-- What is being asked --
Of all the lines in the material below, how many include the string "συναλλαγών"? Give the number only.

-- Records for the exercise --

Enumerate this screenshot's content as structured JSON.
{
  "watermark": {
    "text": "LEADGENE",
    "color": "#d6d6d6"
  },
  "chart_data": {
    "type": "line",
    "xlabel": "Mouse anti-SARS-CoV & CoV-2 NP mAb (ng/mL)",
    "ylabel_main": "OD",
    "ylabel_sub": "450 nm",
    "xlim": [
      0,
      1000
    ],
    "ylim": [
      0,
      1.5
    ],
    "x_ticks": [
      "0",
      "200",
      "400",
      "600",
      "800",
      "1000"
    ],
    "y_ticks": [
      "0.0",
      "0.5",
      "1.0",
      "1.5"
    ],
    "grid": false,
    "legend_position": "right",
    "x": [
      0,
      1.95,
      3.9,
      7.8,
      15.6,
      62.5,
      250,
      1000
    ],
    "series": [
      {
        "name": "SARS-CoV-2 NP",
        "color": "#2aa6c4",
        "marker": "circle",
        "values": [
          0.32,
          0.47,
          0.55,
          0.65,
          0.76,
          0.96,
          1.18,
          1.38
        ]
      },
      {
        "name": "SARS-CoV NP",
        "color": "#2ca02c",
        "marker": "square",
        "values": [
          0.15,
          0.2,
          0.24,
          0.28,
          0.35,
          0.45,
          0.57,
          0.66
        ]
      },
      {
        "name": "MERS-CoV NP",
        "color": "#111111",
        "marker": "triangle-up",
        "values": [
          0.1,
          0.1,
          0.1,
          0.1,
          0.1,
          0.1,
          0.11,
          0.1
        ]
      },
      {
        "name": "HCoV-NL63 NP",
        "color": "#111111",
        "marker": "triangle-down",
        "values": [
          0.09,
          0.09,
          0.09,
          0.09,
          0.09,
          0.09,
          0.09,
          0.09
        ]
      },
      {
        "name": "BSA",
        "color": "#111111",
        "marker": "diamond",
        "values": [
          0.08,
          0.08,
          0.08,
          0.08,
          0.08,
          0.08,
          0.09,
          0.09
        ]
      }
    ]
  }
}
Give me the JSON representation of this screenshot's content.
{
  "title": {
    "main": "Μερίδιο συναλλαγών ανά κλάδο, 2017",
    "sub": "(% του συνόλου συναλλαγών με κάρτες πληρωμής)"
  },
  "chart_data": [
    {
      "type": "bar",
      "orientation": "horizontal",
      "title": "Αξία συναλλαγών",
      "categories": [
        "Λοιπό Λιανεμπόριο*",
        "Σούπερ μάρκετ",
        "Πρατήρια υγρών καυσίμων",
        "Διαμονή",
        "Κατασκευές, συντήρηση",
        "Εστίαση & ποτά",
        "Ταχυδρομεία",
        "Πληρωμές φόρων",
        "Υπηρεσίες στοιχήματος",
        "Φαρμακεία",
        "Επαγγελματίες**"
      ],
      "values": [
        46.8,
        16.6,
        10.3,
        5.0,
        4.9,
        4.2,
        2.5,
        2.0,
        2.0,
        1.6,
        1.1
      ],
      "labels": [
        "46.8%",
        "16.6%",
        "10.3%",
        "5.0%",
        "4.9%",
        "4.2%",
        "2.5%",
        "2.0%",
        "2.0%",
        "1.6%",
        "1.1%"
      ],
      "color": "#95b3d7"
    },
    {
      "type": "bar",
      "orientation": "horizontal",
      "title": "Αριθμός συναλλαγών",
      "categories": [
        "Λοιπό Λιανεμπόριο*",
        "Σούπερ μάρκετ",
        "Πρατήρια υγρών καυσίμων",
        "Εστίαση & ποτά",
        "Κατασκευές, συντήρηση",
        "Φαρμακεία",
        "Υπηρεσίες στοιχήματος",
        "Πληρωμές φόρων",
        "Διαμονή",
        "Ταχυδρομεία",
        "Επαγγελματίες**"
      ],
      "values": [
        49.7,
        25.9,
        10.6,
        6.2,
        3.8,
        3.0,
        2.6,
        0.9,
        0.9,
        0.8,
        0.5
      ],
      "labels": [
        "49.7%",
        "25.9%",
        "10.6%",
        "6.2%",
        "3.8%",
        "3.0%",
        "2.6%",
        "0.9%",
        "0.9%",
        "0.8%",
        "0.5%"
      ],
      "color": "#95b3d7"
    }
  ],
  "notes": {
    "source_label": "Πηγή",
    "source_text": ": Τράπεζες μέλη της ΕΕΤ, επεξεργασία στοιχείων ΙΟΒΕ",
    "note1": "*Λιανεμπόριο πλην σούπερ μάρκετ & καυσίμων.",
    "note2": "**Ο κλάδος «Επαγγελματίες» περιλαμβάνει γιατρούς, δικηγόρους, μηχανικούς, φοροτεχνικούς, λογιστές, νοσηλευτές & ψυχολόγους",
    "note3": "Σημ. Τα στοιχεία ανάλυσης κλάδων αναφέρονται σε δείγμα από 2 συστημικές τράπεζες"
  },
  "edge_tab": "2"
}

-- Finished task --
4